Stored dataset items
◇ ◇ ◇ ◇ ◇
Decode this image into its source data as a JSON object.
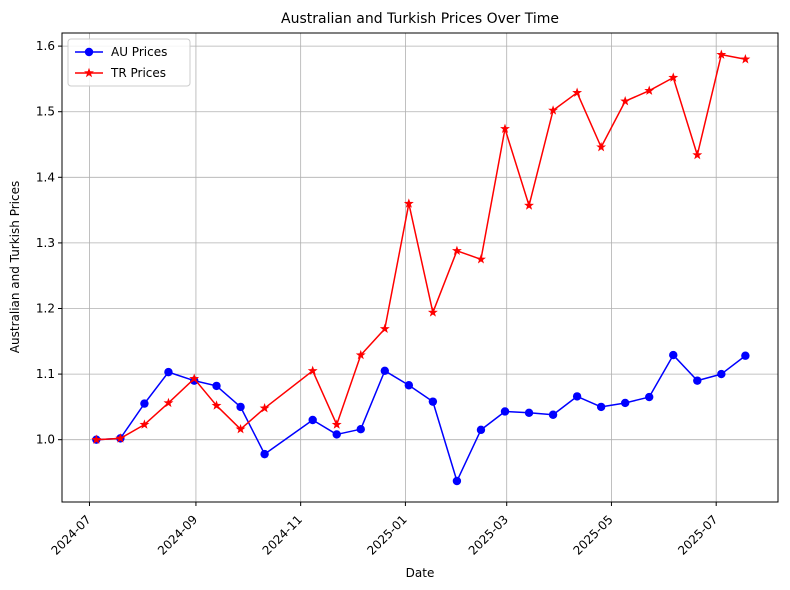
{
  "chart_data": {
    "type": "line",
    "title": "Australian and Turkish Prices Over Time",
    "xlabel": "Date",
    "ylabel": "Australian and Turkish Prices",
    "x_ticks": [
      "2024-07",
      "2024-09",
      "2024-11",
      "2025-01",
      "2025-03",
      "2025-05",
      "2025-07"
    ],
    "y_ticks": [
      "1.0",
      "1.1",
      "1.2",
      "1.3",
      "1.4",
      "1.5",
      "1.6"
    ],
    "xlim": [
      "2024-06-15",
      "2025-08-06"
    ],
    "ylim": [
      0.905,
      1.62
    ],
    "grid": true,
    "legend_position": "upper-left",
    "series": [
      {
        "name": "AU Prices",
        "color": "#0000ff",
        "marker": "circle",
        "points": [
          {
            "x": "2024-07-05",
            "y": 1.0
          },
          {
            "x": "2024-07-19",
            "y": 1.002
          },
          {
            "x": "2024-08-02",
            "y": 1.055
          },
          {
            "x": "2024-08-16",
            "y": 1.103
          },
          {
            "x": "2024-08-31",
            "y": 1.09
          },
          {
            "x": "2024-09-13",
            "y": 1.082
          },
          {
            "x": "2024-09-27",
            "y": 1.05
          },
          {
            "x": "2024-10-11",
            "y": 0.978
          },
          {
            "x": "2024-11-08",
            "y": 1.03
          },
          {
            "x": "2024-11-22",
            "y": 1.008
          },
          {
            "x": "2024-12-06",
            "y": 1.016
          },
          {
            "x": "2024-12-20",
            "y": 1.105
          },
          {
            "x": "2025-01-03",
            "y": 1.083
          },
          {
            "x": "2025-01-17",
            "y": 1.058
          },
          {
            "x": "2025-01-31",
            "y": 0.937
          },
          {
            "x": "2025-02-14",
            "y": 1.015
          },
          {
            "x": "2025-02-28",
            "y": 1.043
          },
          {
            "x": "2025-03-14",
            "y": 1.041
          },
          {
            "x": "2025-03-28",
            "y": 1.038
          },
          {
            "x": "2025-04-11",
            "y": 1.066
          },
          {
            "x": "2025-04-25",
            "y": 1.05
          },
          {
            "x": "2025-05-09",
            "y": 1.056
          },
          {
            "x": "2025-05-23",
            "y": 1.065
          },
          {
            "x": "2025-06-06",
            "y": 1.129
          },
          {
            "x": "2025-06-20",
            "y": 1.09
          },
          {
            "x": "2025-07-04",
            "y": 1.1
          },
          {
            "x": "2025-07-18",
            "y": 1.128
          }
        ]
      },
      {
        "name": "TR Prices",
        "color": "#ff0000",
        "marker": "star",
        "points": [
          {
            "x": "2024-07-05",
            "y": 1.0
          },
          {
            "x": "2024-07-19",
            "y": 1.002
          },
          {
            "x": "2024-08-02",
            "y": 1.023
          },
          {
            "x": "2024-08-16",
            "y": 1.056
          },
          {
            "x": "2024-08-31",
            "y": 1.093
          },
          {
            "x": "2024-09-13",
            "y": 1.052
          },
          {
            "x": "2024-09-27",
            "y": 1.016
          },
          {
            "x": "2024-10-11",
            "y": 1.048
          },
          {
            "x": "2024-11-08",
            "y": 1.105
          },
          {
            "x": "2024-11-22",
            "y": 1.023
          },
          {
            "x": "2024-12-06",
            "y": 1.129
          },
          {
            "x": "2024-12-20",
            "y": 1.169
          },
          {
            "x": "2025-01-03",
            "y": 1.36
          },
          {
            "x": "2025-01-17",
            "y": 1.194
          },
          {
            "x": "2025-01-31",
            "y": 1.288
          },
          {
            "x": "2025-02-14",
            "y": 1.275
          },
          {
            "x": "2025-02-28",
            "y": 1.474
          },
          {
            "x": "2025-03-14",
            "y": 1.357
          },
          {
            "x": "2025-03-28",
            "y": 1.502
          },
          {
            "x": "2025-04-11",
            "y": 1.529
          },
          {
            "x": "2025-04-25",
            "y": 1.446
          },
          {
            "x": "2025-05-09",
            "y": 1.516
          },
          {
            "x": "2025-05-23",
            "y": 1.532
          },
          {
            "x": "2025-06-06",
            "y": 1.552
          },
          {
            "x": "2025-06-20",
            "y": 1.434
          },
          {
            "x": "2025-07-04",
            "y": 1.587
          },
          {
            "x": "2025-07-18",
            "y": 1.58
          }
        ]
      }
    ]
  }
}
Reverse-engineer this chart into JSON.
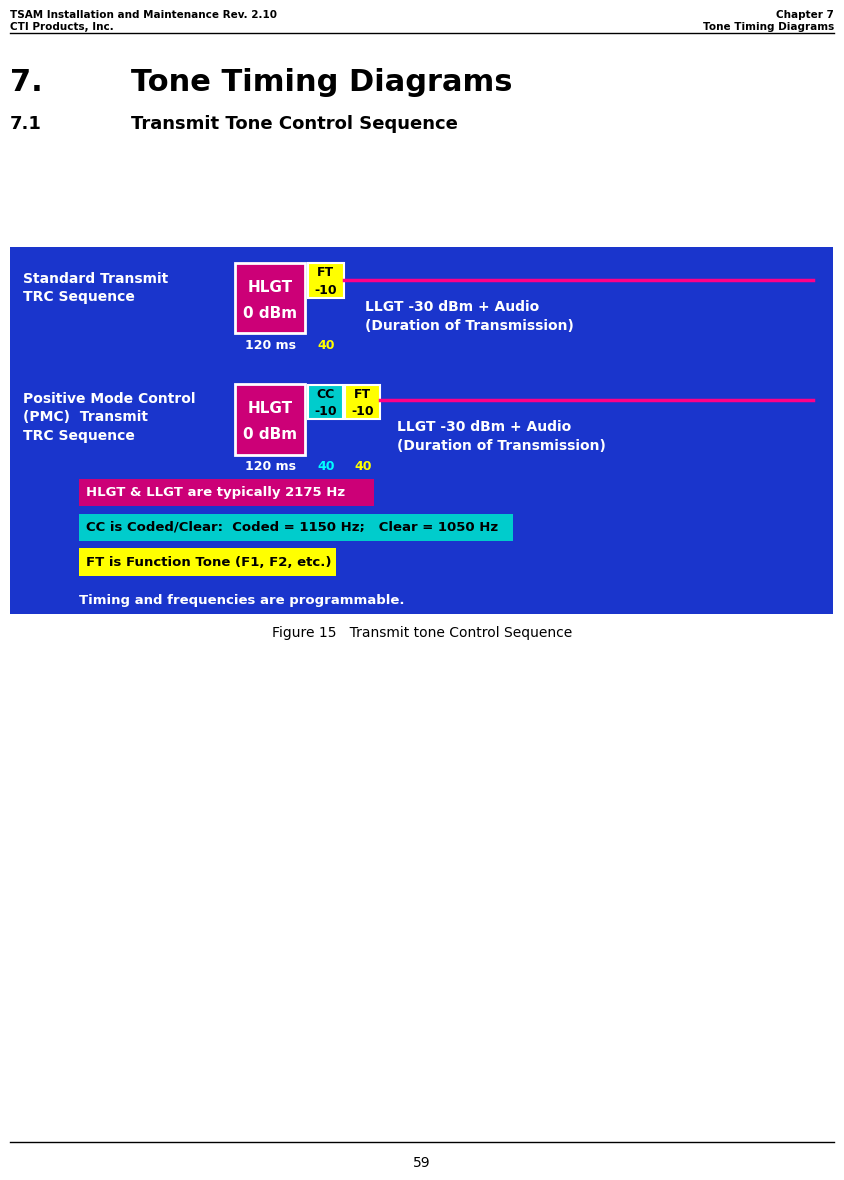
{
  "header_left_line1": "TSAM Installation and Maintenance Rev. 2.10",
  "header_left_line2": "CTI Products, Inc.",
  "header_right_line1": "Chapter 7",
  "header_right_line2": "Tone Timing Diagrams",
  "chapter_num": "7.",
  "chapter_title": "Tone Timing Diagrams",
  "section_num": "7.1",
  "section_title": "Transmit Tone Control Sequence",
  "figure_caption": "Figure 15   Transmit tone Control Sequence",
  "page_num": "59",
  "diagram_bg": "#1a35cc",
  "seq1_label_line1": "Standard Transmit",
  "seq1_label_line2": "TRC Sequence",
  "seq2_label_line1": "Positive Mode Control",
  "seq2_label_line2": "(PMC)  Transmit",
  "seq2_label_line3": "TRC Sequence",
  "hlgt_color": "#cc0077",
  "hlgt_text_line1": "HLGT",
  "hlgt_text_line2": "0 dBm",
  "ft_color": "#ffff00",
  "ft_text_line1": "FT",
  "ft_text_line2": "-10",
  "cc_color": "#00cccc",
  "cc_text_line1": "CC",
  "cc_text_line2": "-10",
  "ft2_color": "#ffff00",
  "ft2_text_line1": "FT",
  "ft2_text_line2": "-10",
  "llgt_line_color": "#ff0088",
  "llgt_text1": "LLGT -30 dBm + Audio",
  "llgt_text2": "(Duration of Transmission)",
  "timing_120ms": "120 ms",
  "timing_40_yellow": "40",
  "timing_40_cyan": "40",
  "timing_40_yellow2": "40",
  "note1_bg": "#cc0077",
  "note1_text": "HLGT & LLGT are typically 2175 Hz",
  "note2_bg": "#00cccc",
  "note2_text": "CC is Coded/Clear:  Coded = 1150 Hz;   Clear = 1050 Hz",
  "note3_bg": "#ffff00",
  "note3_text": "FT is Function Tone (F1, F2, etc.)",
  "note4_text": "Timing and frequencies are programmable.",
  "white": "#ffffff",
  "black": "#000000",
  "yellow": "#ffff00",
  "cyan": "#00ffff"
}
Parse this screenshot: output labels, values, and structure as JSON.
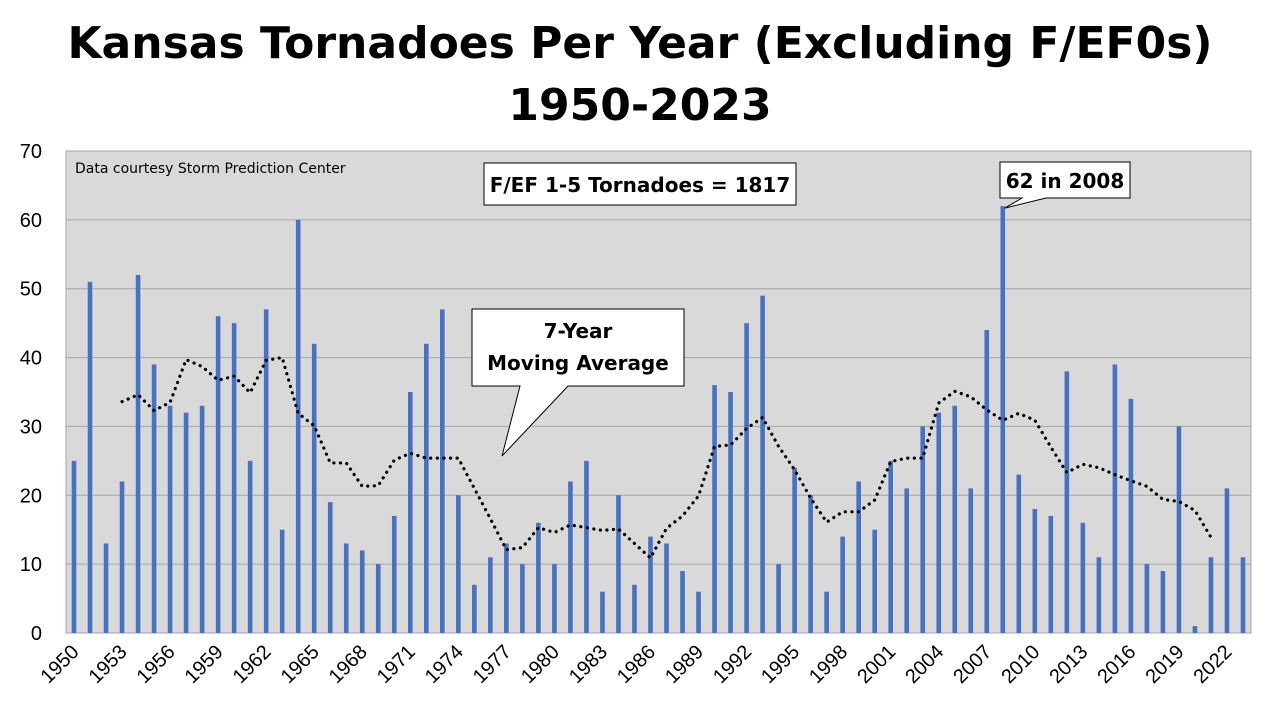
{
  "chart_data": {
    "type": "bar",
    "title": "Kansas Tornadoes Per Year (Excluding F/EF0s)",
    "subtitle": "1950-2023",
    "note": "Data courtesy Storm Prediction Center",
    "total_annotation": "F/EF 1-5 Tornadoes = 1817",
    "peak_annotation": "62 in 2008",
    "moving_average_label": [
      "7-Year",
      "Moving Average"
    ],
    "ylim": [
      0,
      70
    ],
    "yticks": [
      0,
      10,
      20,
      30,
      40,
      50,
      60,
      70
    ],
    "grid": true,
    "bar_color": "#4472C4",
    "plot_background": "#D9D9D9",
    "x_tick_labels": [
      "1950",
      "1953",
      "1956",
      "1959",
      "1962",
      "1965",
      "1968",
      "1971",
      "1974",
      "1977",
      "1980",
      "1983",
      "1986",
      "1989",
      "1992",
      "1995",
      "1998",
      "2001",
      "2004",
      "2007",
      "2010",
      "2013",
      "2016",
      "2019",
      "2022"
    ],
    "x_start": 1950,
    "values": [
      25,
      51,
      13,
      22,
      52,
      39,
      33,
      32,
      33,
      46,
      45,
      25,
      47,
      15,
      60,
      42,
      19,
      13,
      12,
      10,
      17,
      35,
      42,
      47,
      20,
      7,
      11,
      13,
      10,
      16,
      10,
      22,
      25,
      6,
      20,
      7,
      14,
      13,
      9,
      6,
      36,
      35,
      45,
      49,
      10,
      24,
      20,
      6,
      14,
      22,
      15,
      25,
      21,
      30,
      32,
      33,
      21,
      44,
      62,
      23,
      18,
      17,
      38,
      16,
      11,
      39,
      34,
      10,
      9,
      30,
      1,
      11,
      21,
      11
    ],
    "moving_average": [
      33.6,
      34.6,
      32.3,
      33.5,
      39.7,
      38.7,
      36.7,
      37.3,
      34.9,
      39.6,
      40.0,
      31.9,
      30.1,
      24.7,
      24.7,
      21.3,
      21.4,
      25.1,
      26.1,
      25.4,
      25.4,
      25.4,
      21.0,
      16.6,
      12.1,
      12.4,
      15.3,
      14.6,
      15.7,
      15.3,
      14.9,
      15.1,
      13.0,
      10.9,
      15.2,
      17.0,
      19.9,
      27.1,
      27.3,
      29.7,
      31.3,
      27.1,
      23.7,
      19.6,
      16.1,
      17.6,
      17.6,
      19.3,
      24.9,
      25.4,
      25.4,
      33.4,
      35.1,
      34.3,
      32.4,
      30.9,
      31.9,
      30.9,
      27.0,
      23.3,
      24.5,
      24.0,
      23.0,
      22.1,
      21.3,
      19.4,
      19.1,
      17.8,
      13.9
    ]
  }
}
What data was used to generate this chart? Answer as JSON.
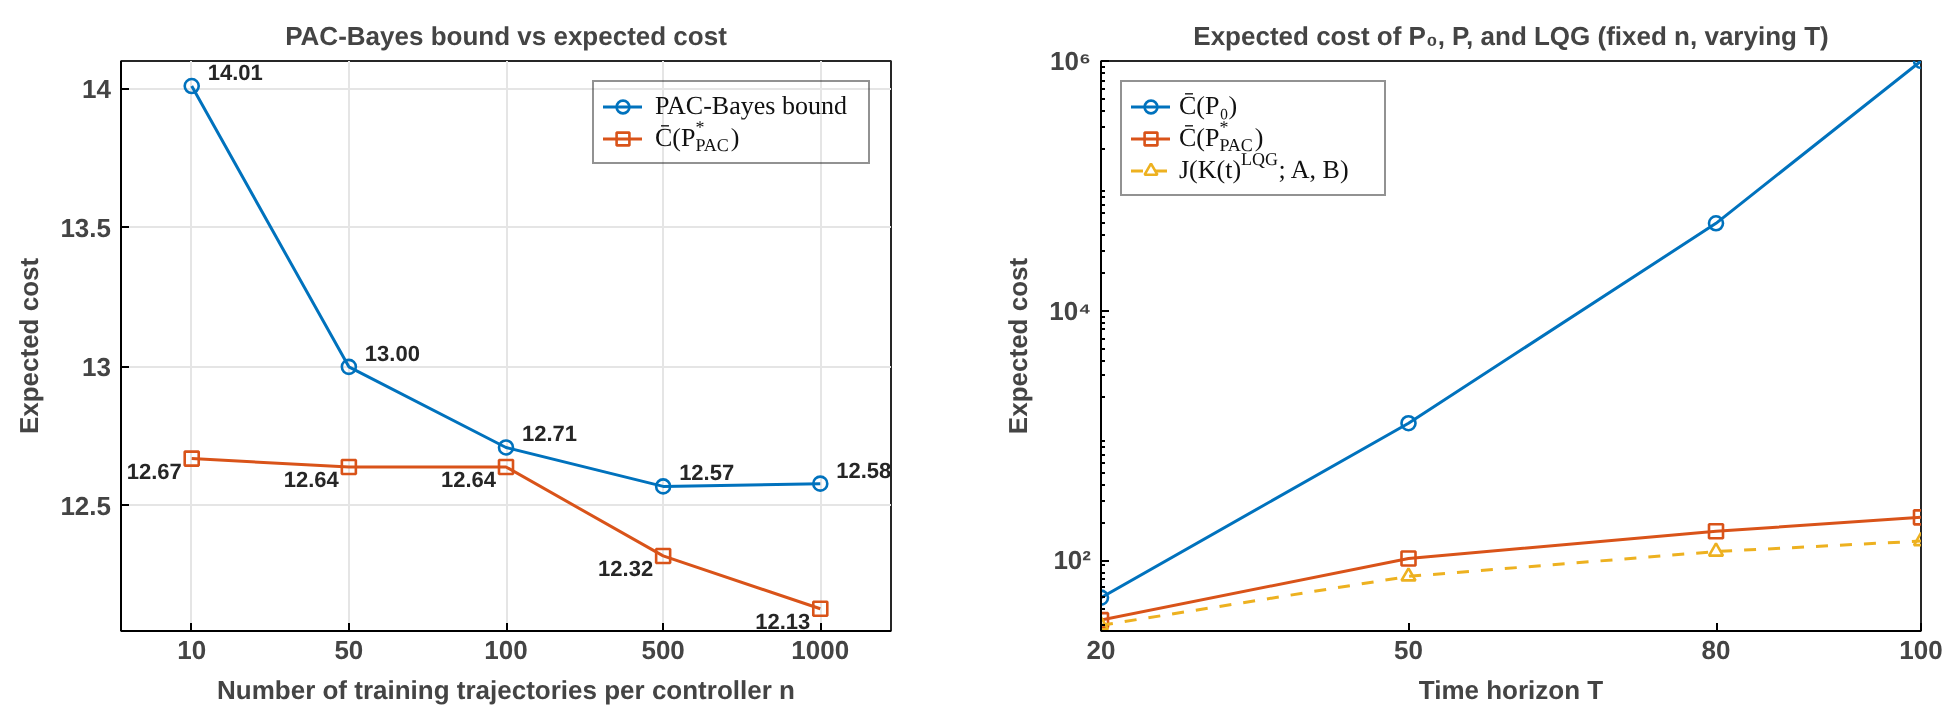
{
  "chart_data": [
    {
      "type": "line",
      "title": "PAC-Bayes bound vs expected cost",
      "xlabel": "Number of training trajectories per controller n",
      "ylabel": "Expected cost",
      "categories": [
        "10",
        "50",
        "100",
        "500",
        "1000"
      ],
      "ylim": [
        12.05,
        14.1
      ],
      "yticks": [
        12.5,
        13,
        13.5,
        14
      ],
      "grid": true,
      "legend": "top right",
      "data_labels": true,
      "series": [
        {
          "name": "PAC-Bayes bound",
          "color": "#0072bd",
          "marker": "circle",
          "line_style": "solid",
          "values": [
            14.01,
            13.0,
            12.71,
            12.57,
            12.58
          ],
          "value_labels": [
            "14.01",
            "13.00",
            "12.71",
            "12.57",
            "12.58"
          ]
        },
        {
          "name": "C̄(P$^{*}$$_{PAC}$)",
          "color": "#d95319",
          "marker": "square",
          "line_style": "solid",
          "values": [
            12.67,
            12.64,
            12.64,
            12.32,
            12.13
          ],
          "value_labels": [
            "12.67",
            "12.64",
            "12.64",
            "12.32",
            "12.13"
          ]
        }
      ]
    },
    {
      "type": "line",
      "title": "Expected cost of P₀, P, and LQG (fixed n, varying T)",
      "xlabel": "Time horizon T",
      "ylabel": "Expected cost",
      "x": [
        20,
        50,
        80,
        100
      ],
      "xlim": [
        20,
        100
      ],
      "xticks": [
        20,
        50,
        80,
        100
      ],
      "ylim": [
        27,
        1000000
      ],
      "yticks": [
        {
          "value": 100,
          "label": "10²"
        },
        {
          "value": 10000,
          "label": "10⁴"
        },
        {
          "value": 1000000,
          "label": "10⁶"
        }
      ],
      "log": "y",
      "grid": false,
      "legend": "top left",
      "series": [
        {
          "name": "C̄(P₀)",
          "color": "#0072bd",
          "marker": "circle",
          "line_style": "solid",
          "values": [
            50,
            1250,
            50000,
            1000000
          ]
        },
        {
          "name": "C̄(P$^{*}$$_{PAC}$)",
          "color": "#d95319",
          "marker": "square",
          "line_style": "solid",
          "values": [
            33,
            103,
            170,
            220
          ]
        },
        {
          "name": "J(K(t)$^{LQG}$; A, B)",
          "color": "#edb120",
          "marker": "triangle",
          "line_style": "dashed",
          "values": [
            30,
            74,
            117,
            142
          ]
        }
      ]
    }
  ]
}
◇ ◇ ◇ ◇ ◇
▶ **SHORT PROBLEM**
Report how many lines in the listing above include the word "Time". Give nothing but the number.

▶ **FULL RESPONSE**
2